— START Material shown —

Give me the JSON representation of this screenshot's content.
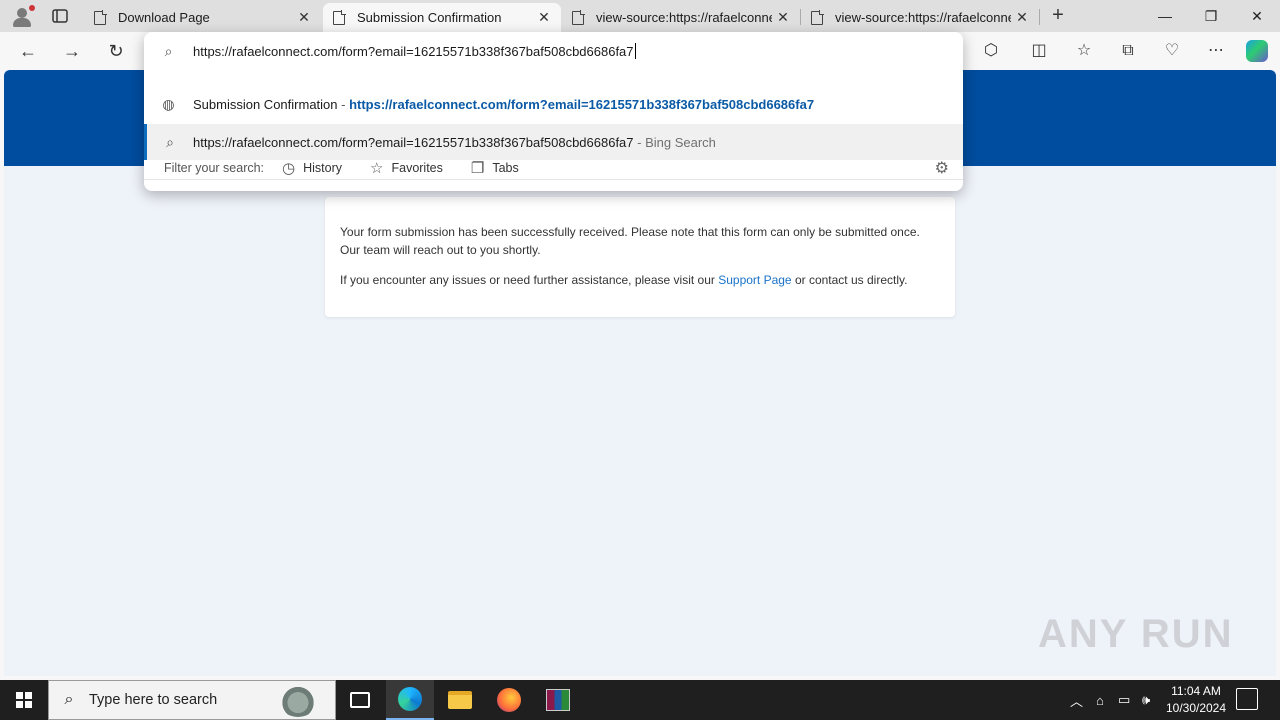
{
  "tabs": [
    {
      "title": "Download Page"
    },
    {
      "title": "Submission Confirmation"
    },
    {
      "title": "view-source:https://rafaelconnect.com"
    },
    {
      "title": "view-source:https://rafaelconnect.com"
    }
  ],
  "omnibox": {
    "input": "https://rafaelconnect.com/form?email=16215571b338f367baf508cbd6686fa7",
    "suggestion_title": "Submission Confirmation",
    "suggestion_sep": " - ",
    "suggestion_url": "https://rafaelconnect.com/form?email=16215571b338f367baf508cbd6686fa7",
    "search_query": "https://rafaelconnect.com/form?email=16215571b338f367baf508cbd6686fa7",
    "search_suffix": " - Bing Search",
    "filter_label": "Filter your search:",
    "filters": [
      "History",
      "Favorites",
      "Tabs"
    ]
  },
  "card": {
    "line1": "Your form submission has been successfully received. Please note that this form can only be submitted once. Our team will reach out to you shortly.",
    "line2_pre": "If you encounter any issues or need further assistance, please visit our ",
    "link": "Support Page",
    "line2_post": " or contact us directly."
  },
  "watermark": "ANY RUN",
  "taskbar": {
    "search_placeholder": "Type here to search",
    "time": "11:04 AM",
    "date": "10/30/2024"
  },
  "colors": {
    "banner": "#004c9e",
    "link": "#1a73c8",
    "page_bg": "#eef2f9"
  }
}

— END Material shown —

**What is asked**
Without the pictures, repeat all the records word for word.

**Correct answer**
Give me the JSON representation of this screenshot's content.
{
  "tabs": [
    {
      "title": "Download Page"
    },
    {
      "title": "Submission Confirmation"
    },
    {
      "title": "view-source:https://rafaelconnect.com"
    },
    {
      "title": "view-source:https://rafaelconnect.com"
    }
  ],
  "omnibox": {
    "input": "https://rafaelconnect.com/form?email=16215571b338f367baf508cbd6686fa7",
    "suggestion_title": "Submission Confirmation",
    "suggestion_sep": " - ",
    "suggestion_url": "https://rafaelconnect.com/form?email=16215571b338f367baf508cbd6686fa7",
    "search_query": "https://rafaelconnect.com/form?email=16215571b338f367baf508cbd6686fa7",
    "search_suffix": " - Bing Search",
    "filter_label": "Filter your search:",
    "filters": [
      "History",
      "Favorites",
      "Tabs"
    ]
  },
  "card": {
    "line1": "Your form submission has been successfully received. Please note that this form can only be submitted once. Our team will reach out to you shortly.",
    "line2_pre": "If you encounter any issues or need further assistance, please visit our ",
    "link": "Support Page",
    "line2_post": " or contact us directly."
  },
  "watermark": "ANY RUN",
  "taskbar": {
    "search_placeholder": "Type here to search",
    "time": "11:04 AM",
    "date": "10/30/2024"
  },
  "colors": {
    "banner": "#004c9e",
    "link": "#1a73c8",
    "page_bg": "#eef2f9"
  }
}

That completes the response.